→ **WHAT TO DO**: Repeat every record below exactly, but leave out any pictures.

Stored data:
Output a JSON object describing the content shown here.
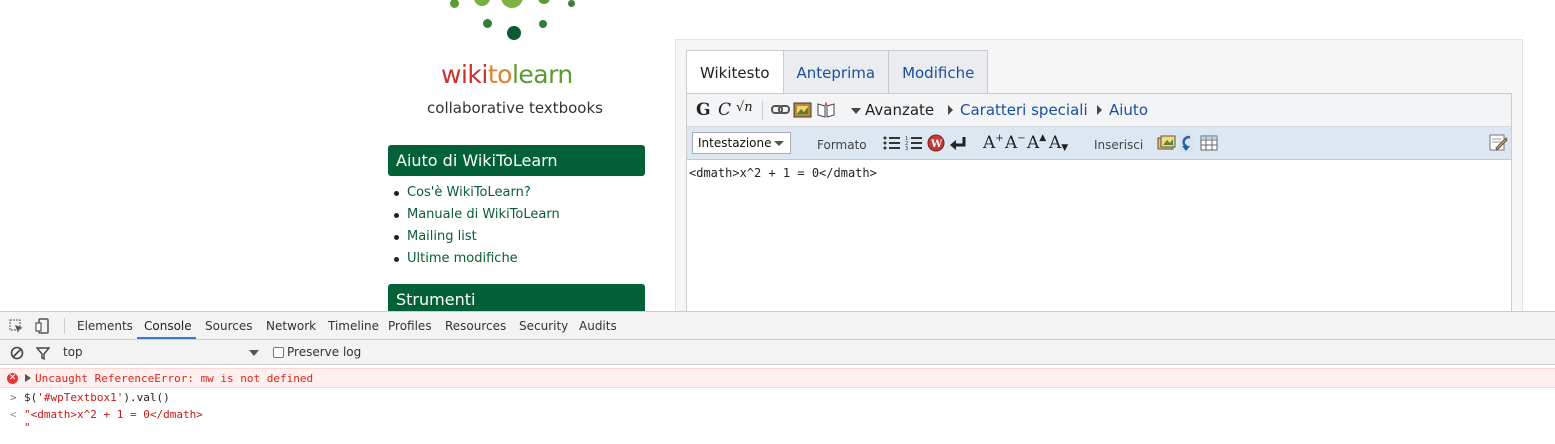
{
  "site": {
    "logo": {
      "part1": "wiki",
      "part2": "to",
      "part3": "learn"
    },
    "tagline": "collaborative textbooks",
    "colors": {
      "brand_green": "#03613a",
      "link_green": "#0a5d34",
      "logo_red": "#c8312c",
      "logo_orange": "#e0812b",
      "logo_green": "#5b9b32"
    }
  },
  "sidebar": {
    "help_title": "Aiuto di WikiToLearn",
    "help_items": [
      "Cos'è WikiToLearn?",
      "Manuale di WikiToLearn",
      "Mailing list",
      "Ultime modifiche"
    ],
    "tools_title": "Strumenti"
  },
  "editor": {
    "tabs": [
      "Wikitesto",
      "Anteprima",
      "Modifiche"
    ],
    "toolbar": {
      "bold_glyph": "G",
      "italic_glyph": "C",
      "sqrt_glyph": "√n",
      "advanced": "Avanzate",
      "special_chars": "Caratteri speciali",
      "help": "Aiuto"
    },
    "secondary": {
      "heading_select": "Intestazione",
      "format": "Formato",
      "insert": "Inserisci",
      "font_sizes": [
        "A+",
        "A-",
        "A^",
        "Av"
      ]
    },
    "content": "<dmath>x^2 + 1 = 0</dmath>"
  },
  "devtools": {
    "tabs": [
      "Elements",
      "Console",
      "Sources",
      "Network",
      "Timeline",
      "Profiles",
      "Resources",
      "Security",
      "Audits"
    ],
    "active_tab": "Console",
    "context": "top",
    "preserve_log": "Preserve log",
    "error": "Uncaught ReferenceError: mw is not defined",
    "input_prefix": "$(",
    "input_string": "'#wpTextbox1'",
    "input_suffix": ").val()",
    "output": "\"<dmath>x^2 + 1 = 0</dmath>\n\""
  }
}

→ **SOLVED PROBLEM**:
Output a JSON object describing the content shown here.
{
  "site": {
    "logo": {
      "part1": "wiki",
      "part2": "to",
      "part3": "learn"
    },
    "tagline": "collaborative textbooks",
    "colors": {
      "brand_green": "#03613a",
      "link_green": "#0a5d34",
      "logo_red": "#c8312c",
      "logo_orange": "#e0812b",
      "logo_green": "#5b9b32"
    }
  },
  "sidebar": {
    "help_title": "Aiuto di WikiToLearn",
    "help_items": [
      "Cos'è WikiToLearn?",
      "Manuale di WikiToLearn",
      "Mailing list",
      "Ultime modifiche"
    ],
    "tools_title": "Strumenti"
  },
  "editor": {
    "tabs": [
      "Wikitesto",
      "Anteprima",
      "Modifiche"
    ],
    "toolbar": {
      "bold_glyph": "G",
      "italic_glyph": "C",
      "sqrt_glyph": "√n",
      "advanced": "Avanzate",
      "special_chars": "Caratteri speciali",
      "help": "Aiuto"
    },
    "secondary": {
      "heading_select": "Intestazione",
      "format": "Formato",
      "insert": "Inserisci",
      "font_sizes": [
        "A+",
        "A-",
        "A^",
        "Av"
      ]
    },
    "content": "<dmath>x^2 + 1 = 0</dmath>"
  },
  "devtools": {
    "tabs": [
      "Elements",
      "Console",
      "Sources",
      "Network",
      "Timeline",
      "Profiles",
      "Resources",
      "Security",
      "Audits"
    ],
    "active_tab": "Console",
    "context": "top",
    "preserve_log": "Preserve log",
    "error": "Uncaught ReferenceError: mw is not defined",
    "input_prefix": "$(",
    "input_string": "'#wpTextbox1'",
    "input_suffix": ").val()",
    "output": "\"<dmath>x^2 + 1 = 0</dmath>\n\""
  }
}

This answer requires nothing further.